PROBLEM REQUIREMENTS => Scan the lines below for the word "федерального". Copy each line you find it in.

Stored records
—————

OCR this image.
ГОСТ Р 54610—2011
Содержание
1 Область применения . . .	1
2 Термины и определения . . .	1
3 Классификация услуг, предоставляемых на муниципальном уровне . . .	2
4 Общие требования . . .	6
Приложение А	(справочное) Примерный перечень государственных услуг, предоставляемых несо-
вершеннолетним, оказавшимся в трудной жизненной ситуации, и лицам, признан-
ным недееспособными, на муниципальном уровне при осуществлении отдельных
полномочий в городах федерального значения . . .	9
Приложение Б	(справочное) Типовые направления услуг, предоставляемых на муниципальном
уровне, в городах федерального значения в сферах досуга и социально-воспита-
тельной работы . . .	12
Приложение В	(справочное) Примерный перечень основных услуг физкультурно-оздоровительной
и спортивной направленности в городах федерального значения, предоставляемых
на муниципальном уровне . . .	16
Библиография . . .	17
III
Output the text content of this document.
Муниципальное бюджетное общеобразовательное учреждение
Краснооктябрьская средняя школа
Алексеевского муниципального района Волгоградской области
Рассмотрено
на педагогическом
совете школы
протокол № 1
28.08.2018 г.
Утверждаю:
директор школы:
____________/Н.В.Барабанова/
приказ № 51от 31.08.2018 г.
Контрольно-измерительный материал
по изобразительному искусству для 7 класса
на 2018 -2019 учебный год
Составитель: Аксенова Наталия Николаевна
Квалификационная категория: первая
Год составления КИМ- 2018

—————

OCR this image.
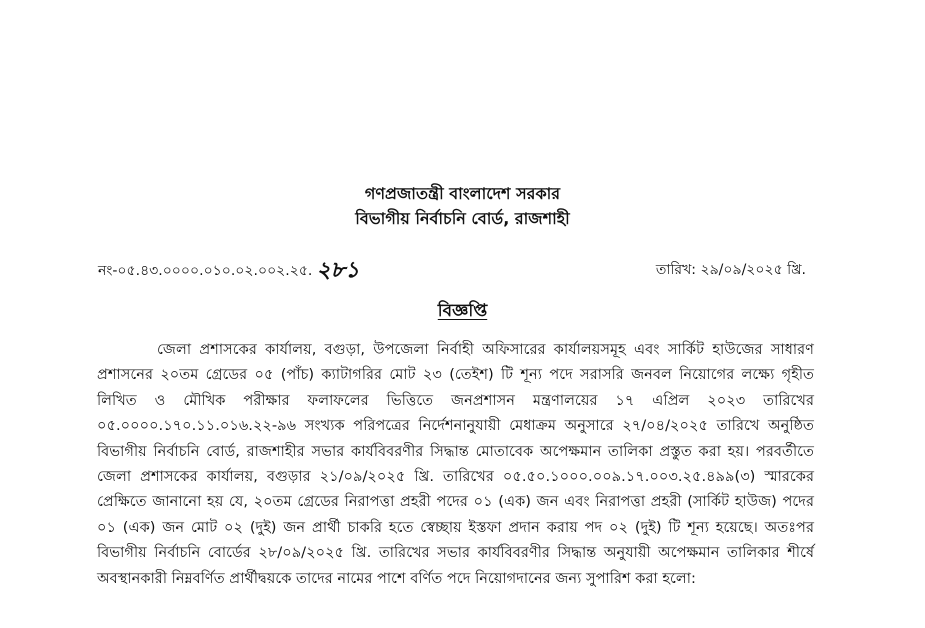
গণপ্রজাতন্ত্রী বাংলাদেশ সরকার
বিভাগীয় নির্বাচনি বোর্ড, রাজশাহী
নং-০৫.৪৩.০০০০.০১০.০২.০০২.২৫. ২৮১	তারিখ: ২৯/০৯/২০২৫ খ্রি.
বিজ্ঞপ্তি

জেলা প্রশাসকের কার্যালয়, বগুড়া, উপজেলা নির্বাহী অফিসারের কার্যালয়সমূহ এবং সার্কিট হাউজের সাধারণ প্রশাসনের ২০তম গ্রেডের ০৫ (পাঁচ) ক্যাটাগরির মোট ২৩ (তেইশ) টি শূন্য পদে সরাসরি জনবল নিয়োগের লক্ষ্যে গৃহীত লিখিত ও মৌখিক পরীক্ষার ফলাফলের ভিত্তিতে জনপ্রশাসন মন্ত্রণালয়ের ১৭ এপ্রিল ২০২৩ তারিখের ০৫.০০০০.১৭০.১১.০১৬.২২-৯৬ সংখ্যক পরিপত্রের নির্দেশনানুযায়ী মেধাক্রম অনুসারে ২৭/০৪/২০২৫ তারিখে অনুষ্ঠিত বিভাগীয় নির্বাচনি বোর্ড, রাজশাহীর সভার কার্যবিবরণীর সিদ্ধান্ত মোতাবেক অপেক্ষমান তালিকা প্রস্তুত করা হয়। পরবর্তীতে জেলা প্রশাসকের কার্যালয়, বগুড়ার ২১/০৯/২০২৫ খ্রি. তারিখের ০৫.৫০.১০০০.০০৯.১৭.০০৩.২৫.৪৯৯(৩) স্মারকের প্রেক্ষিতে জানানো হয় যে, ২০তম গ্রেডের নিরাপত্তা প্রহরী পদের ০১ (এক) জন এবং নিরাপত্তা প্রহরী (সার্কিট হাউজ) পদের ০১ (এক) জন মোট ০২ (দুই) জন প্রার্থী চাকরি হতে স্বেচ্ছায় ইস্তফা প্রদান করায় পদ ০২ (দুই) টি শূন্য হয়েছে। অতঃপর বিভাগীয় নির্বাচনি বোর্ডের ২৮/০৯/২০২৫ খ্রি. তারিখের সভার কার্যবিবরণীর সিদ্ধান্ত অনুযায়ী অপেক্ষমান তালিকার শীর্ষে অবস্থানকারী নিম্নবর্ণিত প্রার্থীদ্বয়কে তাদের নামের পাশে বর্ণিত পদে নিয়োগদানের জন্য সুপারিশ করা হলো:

—————

RESPONSE =>
полномочий в городах федерального значения . . .	9
уровне, в городах федерального значения в сферах досуга и социально-воспита-
и спортивной направленности в городах федерального значения, предоставляемых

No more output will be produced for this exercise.